Brief 1>
Answer these questions about the patch page on splitting large data structures:
(a) Who authored the patch, and on what date?
(b) In the "After" example, in which block is %new_base defined?
(c) What earlier work is the splitting algorithm described as very similar to?

This is an archive of the discontinued LLVM Phabricator instance.

[CGP] Split large data structres to sink more GEPs
ClosedPublic

Authored by haicheng on Jan 31 2018, 12:28 PM.

Details

Summary

Accessing the members of a large data structures needs a lot of GEPs which usually have large offsets due to the size of the underlying data structure. If the offsets are too large to fit into the r+i addressing mode, these GEPs cannot be sunk to their users' blocks and many extra registers are needed then to carry the values of these GEPs.

This patch tries to split a large data struct starting from %base like the following.

Before:

BB0:
  %base     =

BB1:
  %gep0     = gep %base, off0
  %gep1     = gep %base, off1
  %gep2     = gep %base, off2

BB2:
  %load1    = load %gep0
  %load2    = load %gep1
  %load3    = load %gep2

After:

BB0:
  %base     =
  %new_base = gep %base, off0

BB1:
  %new_gep0 = %new_base
  %new_gep1 = gep %new_base, off1 - off0
  %new_gep2 = gep %new_base, off2 - off0

BB2:
  %load1    = load i32, i32* %new_gep0
  %load2    = load i32, i32* %new_gep1
  %load3    = load i32, i32* %new_gep2

In the above example, the struct is split into two parts. The first part still starts from %base and the second part starts from %new_base. After the splitting, %new_gep1 and %new_gep2 have smaller offsets and then can be sunk to BB2 and folded into their users.

The algorithm to split data structure is simple and very similar to the work of merging SExts. First, it collects GEPs that have large offsets when iterating the blocks. Second, it splits the underlying data structures and updates the collected GEPs to use smaller offsets.

The code size and performance results of spec20xx is listed as below

Code Size (%)Performance (%)
(- is smaller)(+ is faster)

Records for this exercise>

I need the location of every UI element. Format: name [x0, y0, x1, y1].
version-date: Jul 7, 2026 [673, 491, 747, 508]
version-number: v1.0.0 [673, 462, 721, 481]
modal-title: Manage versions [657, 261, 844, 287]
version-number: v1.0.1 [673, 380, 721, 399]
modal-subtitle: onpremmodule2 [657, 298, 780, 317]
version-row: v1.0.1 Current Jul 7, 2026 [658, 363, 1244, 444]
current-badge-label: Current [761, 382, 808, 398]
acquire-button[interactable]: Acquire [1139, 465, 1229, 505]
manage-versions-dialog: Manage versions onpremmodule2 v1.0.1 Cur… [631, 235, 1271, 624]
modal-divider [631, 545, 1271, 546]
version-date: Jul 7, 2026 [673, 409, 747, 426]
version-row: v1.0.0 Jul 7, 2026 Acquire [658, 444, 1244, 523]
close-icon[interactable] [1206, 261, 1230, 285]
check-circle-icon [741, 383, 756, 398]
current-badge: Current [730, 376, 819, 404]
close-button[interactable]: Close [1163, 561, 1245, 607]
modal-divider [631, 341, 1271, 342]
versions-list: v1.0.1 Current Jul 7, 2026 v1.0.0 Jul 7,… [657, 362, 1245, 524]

Brief 2> Return every line of the records that follow the patch page, character for character.

Task result 1>
(a) haicheng, on Jan 31 2018
(b) BB0
(c) The work of merging SExts</t1>

Task result 2>
I need the location of every UI element. Format: name [x0, y0, x1, y1].
version-date: Jul 7, 2026 [673, 491, 747, 508]
version-number: v1.0.0 [673, 462, 721, 481]
modal-title: Manage versions [657, 261, 844, 287]
version-number: v1.0.1 [673, 380, 721, 399]
modal-subtitle: onpremmodule2 [657, 298, 780, 317]
version-row: v1.0.1 Current Jul 7, 2026 [658, 363, 1244, 444]
current-badge-label: Current [761, 382, 808, 398]
acquire-button[interactable]: Acquire [1139, 465, 1229, 505]
manage-versions-dialog: Manage versions onpremmodule2 v1.0.1 Cur… [631, 235, 1271, 624]
modal-divider [631, 545, 1271, 546]
version-date: Jul 7, 2026 [673, 409, 747, 426]
version-row: v1.0.0 Jul 7, 2026 Acquire [658, 444, 1244, 523]
close-icon[interactable] [1206, 261, 1230, 285]
check-circle-icon [741, 383, 756, 398]
current-badge: Current [730, 376, 819, 404]
close-button[interactable]: Close [1163, 561, 1245, 607]
modal-divider [631, 341, 1271, 342]
versions-list: v1.0.1 Current Jul 7, 2026 v1.0.0 Jul 7,… [657, 362, 1245, 524]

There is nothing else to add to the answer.